::: PROVIDED RECORDS :::

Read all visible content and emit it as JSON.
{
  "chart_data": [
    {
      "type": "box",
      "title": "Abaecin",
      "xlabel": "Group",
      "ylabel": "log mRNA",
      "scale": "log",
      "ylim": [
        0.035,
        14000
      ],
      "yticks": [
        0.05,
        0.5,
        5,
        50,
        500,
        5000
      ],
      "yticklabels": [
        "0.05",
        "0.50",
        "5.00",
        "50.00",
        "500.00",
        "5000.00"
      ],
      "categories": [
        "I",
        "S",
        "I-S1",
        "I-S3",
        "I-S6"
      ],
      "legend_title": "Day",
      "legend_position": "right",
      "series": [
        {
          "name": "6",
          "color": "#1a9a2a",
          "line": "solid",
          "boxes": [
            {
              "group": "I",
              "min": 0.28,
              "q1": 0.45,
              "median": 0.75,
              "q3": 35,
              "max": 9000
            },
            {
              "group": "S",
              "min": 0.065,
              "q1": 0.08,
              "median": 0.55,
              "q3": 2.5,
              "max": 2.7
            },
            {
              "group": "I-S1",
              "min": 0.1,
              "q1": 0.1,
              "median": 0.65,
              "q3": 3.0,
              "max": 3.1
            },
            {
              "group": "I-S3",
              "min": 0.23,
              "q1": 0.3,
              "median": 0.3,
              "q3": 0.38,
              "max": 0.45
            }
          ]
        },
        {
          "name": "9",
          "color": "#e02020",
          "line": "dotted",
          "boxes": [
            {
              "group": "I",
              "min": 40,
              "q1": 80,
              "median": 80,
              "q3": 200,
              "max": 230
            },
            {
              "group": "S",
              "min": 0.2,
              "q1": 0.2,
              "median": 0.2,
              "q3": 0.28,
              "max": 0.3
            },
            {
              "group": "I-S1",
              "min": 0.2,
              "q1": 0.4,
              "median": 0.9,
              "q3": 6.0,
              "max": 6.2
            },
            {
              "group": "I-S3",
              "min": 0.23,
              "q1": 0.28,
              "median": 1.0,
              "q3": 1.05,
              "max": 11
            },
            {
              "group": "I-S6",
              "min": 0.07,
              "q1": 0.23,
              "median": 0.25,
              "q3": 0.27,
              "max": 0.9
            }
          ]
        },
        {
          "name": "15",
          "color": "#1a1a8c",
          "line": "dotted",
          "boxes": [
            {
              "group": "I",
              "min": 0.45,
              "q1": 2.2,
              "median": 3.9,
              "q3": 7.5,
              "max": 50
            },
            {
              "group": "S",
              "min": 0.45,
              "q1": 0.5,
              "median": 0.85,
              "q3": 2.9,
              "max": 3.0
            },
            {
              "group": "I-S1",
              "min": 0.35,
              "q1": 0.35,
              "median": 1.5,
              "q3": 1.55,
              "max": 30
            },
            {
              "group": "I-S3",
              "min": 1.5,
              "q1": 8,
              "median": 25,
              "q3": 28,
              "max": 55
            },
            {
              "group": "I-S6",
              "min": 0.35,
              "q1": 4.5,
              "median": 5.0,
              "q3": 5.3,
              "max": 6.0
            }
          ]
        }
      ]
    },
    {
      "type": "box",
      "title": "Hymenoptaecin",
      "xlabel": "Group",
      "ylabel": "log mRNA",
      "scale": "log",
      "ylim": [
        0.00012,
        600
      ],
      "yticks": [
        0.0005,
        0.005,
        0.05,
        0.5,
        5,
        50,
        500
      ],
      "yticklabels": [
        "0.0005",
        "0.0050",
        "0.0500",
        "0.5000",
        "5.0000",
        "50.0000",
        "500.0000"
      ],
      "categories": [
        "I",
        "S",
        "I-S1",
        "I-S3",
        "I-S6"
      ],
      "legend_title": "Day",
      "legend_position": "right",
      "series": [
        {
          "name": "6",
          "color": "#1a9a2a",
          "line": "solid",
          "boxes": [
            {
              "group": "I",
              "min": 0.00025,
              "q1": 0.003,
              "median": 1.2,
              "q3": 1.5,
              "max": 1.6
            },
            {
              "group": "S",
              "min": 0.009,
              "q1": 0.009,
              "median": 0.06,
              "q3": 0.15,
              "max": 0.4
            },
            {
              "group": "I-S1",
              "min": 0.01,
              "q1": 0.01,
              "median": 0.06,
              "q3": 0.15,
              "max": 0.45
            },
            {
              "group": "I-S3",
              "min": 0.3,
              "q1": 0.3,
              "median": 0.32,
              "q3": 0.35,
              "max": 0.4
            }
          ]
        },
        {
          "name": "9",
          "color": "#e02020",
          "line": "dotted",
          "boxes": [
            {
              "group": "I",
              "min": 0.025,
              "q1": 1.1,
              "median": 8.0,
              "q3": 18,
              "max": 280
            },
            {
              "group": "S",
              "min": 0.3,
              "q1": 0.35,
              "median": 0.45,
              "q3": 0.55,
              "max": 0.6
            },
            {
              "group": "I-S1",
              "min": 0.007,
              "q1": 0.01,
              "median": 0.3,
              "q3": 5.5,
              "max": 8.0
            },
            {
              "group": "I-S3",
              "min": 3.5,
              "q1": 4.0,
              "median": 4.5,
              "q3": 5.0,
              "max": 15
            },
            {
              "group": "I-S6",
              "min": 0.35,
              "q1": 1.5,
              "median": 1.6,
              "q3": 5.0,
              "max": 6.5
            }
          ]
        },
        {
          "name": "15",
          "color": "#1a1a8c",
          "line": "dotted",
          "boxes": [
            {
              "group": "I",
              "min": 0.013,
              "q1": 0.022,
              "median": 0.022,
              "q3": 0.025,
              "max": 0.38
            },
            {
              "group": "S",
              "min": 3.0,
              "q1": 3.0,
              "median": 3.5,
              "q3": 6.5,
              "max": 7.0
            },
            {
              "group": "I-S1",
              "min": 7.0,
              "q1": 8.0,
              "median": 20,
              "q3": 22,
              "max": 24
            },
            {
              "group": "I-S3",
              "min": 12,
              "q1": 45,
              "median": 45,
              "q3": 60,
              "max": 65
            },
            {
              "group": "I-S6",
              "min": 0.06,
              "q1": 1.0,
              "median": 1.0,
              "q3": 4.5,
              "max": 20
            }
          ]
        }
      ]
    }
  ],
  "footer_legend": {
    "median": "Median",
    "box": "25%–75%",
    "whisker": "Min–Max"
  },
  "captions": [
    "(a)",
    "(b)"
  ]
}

:::
::: PROVIDED RECORDS :::

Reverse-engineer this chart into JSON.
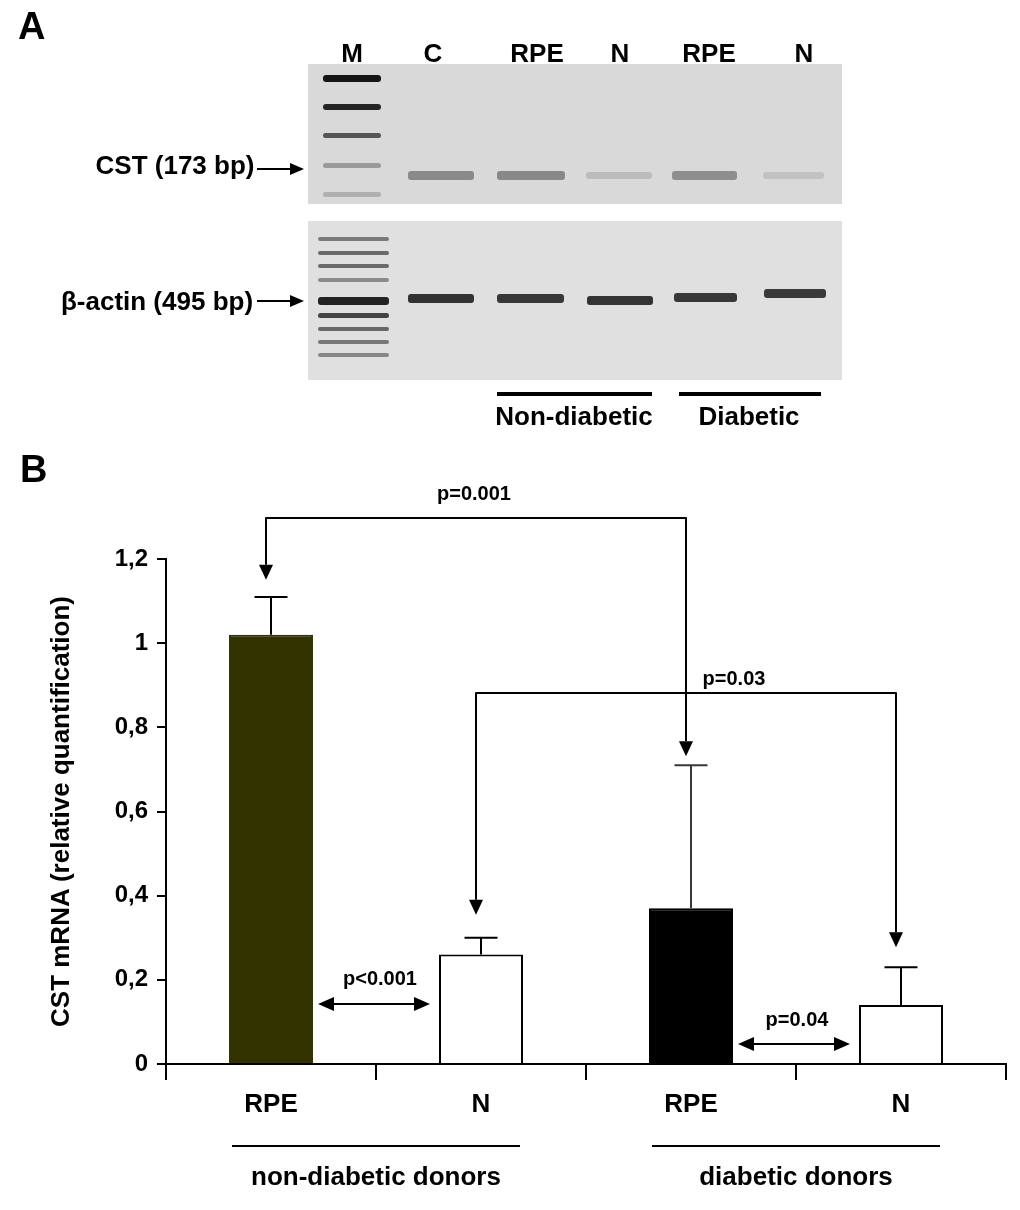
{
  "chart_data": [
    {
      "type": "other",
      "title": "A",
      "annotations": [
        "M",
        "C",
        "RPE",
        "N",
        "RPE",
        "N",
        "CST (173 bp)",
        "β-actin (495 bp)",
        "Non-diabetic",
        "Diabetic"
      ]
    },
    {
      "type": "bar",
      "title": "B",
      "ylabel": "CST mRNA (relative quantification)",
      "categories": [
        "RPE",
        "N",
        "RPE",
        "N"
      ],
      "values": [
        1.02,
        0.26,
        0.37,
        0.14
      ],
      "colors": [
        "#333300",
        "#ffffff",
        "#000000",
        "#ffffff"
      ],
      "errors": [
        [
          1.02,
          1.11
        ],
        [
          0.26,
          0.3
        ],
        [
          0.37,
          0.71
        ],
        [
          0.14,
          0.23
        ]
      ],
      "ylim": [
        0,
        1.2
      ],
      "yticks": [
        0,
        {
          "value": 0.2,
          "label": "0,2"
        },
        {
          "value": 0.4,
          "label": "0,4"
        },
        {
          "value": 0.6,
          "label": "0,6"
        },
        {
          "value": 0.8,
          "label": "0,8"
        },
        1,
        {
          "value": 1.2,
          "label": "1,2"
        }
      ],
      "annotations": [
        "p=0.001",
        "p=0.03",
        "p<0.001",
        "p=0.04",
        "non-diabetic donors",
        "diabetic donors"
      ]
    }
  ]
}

:::

● **WHAT THE EXERCISE ASKS**:
Filter the records above down to the lines containing "JSON".

● **RESPONSE TO THE EXERCISE**:
Read all visible content and emit it as JSON.
Reverse-engineer this chart into JSON.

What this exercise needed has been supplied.